▸ **Task to carry out**
For each line below that includes the word "המתמטיקה", make a copy.

<<<<

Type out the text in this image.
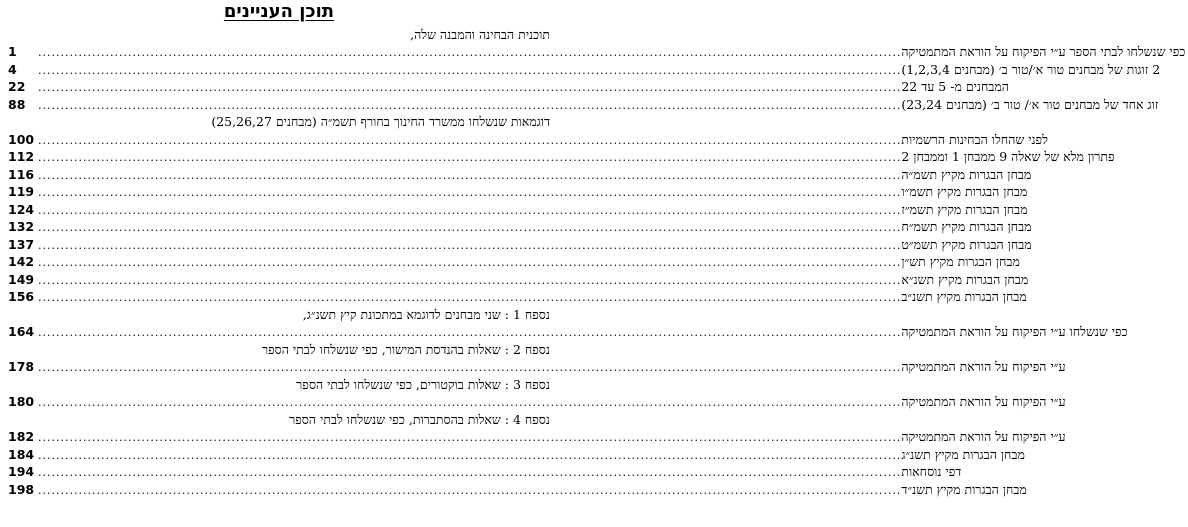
תוכן העניינים
תוכנית הבחינה והמבנה שלה,
1 .....	כפי שנשלחו לבתי הספר ע״י הפיקוח על הוראת המתמטיקה
4 .....	2 זוגות של מבחנים טור א׳/טור ב׳ (מבחנים 1,2,3,4)
22 .....	המבחנים מ- 5 עד 22
88 .....	זוג אחד של מבחנים טור א׳/ טור ב׳ (מבחנים 23,24)
דוגמאות שנשלחו ממשרד החינוך בחורף תשמ״ה (מבחנים 25,26,27)
100 .....	לפני שהחלו הבחינות הרשמיות
112 .....	פתרון מלא של שאלה 9 ממבחן 1 וממבחן 2
116 .....	מבחן הבגרות מקיץ תשמ״ה
119 .....	מבחן הבגרות מקיץ תשמ״ו
124 .....	מבחן הבגרות מקיץ תשמ״ז
132 .....	מבחן הבגרות מקיץ תשמ״ח
137 .....	מבחן הבגרות מקיץ תשמ״ט
142 .....	מבחן הבגרות מקיץ תש״ן
149 .....	מבחן הבגרות מקיץ תשנ״א
156 .....	מבחן הבגרות מקיץ תשנ״ב
נספח 1 : שני מבחנים לדוגמא במתכונת קיץ תשנ״ג,
164 .....	כפי שנשלחו ע״י הפיקוח על הוראת המתמטיקה
נספח 2 : שאלות בהנדסת המישור, כפי שנשלחו לבתי הספר
178 .....	ע״י הפיקוח על הוראת המתמטיקה
נספח 3 : שאלות בוקטורים, כפי שנשלחו לבתי הספר
180 .....	ע״י הפיקוח על הוראת המתמטיקה
נספח 4 : שאלות בהסתברות, כפי שנשלחו לבתי הספר
182 .....	ע״י הפיקוח על הוראת המתמטיקה
184 .....	מבחן הבגרות מקיץ תשנ״ג
194 .....	דפי נוסחאות
198 .....	מבחן הבגרות מקיץ תשנ״ד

>>>>

▸ **Task answer**
1 .....	כפי שנשלחו לבתי הספר ע״י הפיקוח על הוראת המתמטיקה
164 .....	כפי שנשלחו ע״י הפיקוח על הוראת המתמטיקה
178 .....	ע״י הפיקוח על הוראת המתמטיקה
180 .....	ע״י הפיקוח על הוראת המתמטיקה
182 .....	ע״י הפיקוח על הוראת המתמטיקה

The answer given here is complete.